** Given exercise **
Retype every entry exactly, character for character.

** Dataset records **
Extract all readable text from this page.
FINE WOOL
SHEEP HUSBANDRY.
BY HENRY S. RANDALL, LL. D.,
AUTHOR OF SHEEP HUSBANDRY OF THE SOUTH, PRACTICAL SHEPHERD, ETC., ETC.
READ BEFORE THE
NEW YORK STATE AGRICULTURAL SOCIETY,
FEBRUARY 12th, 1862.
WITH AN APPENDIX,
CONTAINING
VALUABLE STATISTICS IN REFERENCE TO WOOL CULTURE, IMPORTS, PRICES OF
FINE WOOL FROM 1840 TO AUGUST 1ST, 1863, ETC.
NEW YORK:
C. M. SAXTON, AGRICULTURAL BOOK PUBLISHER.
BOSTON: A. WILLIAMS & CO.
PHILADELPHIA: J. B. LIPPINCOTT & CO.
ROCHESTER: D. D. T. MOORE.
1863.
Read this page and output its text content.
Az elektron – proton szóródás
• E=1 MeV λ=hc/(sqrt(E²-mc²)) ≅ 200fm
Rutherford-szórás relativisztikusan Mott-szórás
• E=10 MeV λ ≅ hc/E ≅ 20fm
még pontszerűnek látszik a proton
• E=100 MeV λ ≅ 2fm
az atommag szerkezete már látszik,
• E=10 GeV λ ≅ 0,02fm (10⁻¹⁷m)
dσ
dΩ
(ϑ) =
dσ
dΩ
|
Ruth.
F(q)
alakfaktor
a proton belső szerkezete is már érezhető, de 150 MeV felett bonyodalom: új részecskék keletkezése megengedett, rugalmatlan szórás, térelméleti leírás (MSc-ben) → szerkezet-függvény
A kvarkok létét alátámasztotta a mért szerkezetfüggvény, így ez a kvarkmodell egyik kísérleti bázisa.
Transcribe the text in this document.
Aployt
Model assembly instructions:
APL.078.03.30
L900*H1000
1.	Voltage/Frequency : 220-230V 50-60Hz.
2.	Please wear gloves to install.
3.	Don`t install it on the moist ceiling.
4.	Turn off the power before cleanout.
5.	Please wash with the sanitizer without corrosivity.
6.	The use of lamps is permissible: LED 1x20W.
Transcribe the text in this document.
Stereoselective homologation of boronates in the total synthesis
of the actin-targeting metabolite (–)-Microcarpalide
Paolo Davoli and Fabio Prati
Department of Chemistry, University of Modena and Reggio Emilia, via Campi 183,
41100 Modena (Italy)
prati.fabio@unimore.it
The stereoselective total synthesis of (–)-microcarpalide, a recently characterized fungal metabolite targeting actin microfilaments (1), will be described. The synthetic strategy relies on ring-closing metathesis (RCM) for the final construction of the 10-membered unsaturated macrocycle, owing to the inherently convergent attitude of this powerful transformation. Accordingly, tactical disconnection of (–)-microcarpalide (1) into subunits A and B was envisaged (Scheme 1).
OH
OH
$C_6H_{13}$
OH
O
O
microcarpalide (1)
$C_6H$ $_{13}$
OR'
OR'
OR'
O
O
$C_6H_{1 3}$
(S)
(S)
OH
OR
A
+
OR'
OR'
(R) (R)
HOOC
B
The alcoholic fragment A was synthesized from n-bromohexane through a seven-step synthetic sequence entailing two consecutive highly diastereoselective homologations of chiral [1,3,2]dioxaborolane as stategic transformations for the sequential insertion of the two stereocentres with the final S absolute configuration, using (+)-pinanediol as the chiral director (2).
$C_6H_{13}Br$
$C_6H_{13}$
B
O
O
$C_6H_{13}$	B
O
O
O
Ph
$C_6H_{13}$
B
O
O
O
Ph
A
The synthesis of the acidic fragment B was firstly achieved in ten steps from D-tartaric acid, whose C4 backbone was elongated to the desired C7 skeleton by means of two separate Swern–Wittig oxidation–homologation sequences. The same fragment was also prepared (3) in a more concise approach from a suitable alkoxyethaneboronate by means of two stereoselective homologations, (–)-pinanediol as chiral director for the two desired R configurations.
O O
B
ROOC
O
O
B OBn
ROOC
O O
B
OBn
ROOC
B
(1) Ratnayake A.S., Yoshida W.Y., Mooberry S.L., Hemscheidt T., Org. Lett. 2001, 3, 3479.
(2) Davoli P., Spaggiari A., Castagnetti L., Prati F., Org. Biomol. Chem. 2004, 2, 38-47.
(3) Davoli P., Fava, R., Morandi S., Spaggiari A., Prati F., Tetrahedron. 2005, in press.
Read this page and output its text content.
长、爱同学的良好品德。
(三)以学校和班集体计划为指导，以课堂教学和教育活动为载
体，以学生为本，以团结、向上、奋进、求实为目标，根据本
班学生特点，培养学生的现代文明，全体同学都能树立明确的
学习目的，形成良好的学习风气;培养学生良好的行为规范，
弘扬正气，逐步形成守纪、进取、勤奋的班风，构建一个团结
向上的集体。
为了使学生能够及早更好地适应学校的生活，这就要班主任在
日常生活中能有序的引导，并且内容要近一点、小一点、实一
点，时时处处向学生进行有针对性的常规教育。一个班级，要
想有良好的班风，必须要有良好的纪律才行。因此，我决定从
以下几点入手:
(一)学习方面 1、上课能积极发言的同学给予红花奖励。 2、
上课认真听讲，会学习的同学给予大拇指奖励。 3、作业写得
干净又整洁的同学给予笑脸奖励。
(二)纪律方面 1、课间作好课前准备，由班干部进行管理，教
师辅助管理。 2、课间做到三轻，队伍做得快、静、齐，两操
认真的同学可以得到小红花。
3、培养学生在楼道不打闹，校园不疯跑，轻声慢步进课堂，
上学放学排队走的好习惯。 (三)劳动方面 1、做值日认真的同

** Full output **
Extract all readable text from this page.
FINE WOOL
SHEEP HUSBANDRY.
BY HENRY S. RANDALL, LL. D.,
AUTHOR OF SHEEP HUSBANDRY OF THE SOUTH, PRACTICAL SHEPHERD, ETC., ETC.
READ BEFORE THE
NEW YORK STATE AGRICULTURAL SOCIETY,
FEBRUARY 12th, 1862.
WITH AN APPENDIX,
CONTAINING
VALUABLE STATISTICS IN REFERENCE TO WOOL CULTURE, IMPORTS, PRICES OF
FINE WOOL FROM 1840 TO AUGUST 1ST, 1863, ETC.
NEW YORK:
C. M. SAXTON, AGRICULTURAL BOOK PUBLISHER.
BOSTON: A. WILLIAMS & CO.
PHILADELPHIA: J. B. LIPPINCOTT & CO.
ROCHESTER: D. D. T. MOORE.
1863.
Read this page and output its text content.
Az elektron – proton szóródás
• E=1 MeV λ=hc/(sqrt(E²-mc²)) ≅ 200fm
Rutherford-szórás relativisztikusan Mott-szórás
• E=10 MeV λ ≅ hc/E ≅ 20fm
még pontszerűnek látszik a proton
• E=100 MeV λ ≅ 2fm
az atommag szerkezete már látszik,
• E=10 GeV λ ≅ 0,02fm (10⁻¹⁷m)
dσ
dΩ
(ϑ) =
dσ
dΩ
|
Ruth.
F(q)
alakfaktor
a proton belső szerkezete is már érezhető, de 150 MeV felett bonyodalom: új részecskék keletkezése megengedett, rugalmatlan szórás, térelméleti leírás (MSc-ben) → szerkezet-függvény
A kvarkok létét alátámasztotta a mért szerkezetfüggvény, így ez a kvarkmodell egyik kísérleti bázisa.
Transcribe the text in this document.
Aployt
Model assembly instructions:
APL.078.03.30
L900*H1000
1.	Voltage/Frequency : 220-230V 50-60Hz.
2.	Please wear gloves to install.
3.	Don`t install it on the moist ceiling.
4.	Turn off the power before cleanout.
5.	Please wash with the sanitizer without corrosivity.
6.	The use of lamps is permissible: LED 1x20W.
Transcribe the text in this document.
Stereoselective homologation of boronates in the total synthesis
of the actin-targeting metabolite (–)-Microcarpalide
Paolo Davoli and Fabio Prati
Department of Chemistry, University of Modena and Reggio Emilia, via Campi 183,
41100 Modena (Italy)
prati.fabio@unimore.it
The stereoselective total synthesis of (–)-microcarpalide, a recently characterized fungal metabolite targeting actin microfilaments (1), will be described. The synthetic strategy relies on ring-closing metathesis (RCM) for the final construction of the 10-membered unsaturated macrocycle, owing to the inherently convergent attitude of this powerful transformation. Accordingly, tactical disconnection of (–)-microcarpalide (1) into subunits A and B was envisaged (Scheme 1).
OH
OH
$C_6H_{13}$
OH
O
O
microcarpalide (1)
$C_6H$ $_{13}$
OR'
OR'
OR'
O
O
$C_6H_{1 3}$
(S)
(S)
OH
OR
A
+
OR'
OR'
(R) (R)
HOOC
B
The alcoholic fragment A was synthesized from n-bromohexane through a seven-step synthetic sequence entailing two consecutive highly diastereoselective homologations of chiral [1,3,2]dioxaborolane as stategic transformations for the sequential insertion of the two stereocentres with the final S absolute configuration, using (+)-pinanediol as the chiral director (2).
$C_6H_{13}Br$
$C_6H_{13}$
B
O
O
$C_6H_{13}$	B
O
O
O
Ph
$C_6H_{13}$
B
O
O
O
Ph
A
The synthesis of the acidic fragment B was firstly achieved in ten steps from D-tartaric acid, whose C4 backbone was elongated to the desired C7 skeleton by means of two separate Swern–Wittig oxidation–homologation sequences. The same fragment was also prepared (3) in a more concise approach from a suitable alkoxyethaneboronate by means of two stereoselective homologations, (–)-pinanediol as chiral director for the two desired R configurations.
O O
B
ROOC
O
O
B OBn
ROOC
O O
B
OBn
ROOC
B
(1) Ratnayake A.S., Yoshida W.Y., Mooberry S.L., Hemscheidt T., Org. Lett. 2001, 3, 3479.
(2) Davoli P., Spaggiari A., Castagnetti L., Prati F., Org. Biomol. Chem. 2004, 2, 38-47.
(3) Davoli P., Fava, R., Morandi S., Spaggiari A., Prati F., Tetrahedron. 2005, in press.
Read this page and output its text content.
长、爱同学的良好品德。
(三)以学校和班集体计划为指导，以课堂教学和教育活动为载
体，以学生为本，以团结、向上、奋进、求实为目标，根据本
班学生特点，培养学生的现代文明，全体同学都能树立明确的
学习目的，形成良好的学习风气;培养学生良好的行为规范，
弘扬正气，逐步形成守纪、进取、勤奋的班风，构建一个团结
向上的集体。
为了使学生能够及早更好地适应学校的生活，这就要班主任在
日常生活中能有序的引导，并且内容要近一点、小一点、实一
点，时时处处向学生进行有针对性的常规教育。一个班级，要
想有良好的班风，必须要有良好的纪律才行。因此，我决定从
以下几点入手:
(一)学习方面 1、上课能积极发言的同学给予红花奖励。 2、
上课认真听讲，会学习的同学给予大拇指奖励。 3、作业写得
干净又整洁的同学给予笑脸奖励。
(二)纪律方面 1、课间作好课前准备，由班干部进行管理，教
师辅助管理。 2、课间做到三轻，队伍做得快、静、齐，两操
认真的同学可以得到小红花。
3、培养学生在楼道不打闹，校园不疯跑，轻声慢步进课堂，
上学放学排队走的好习惯。 (三)劳动方面 1、做值日认真的同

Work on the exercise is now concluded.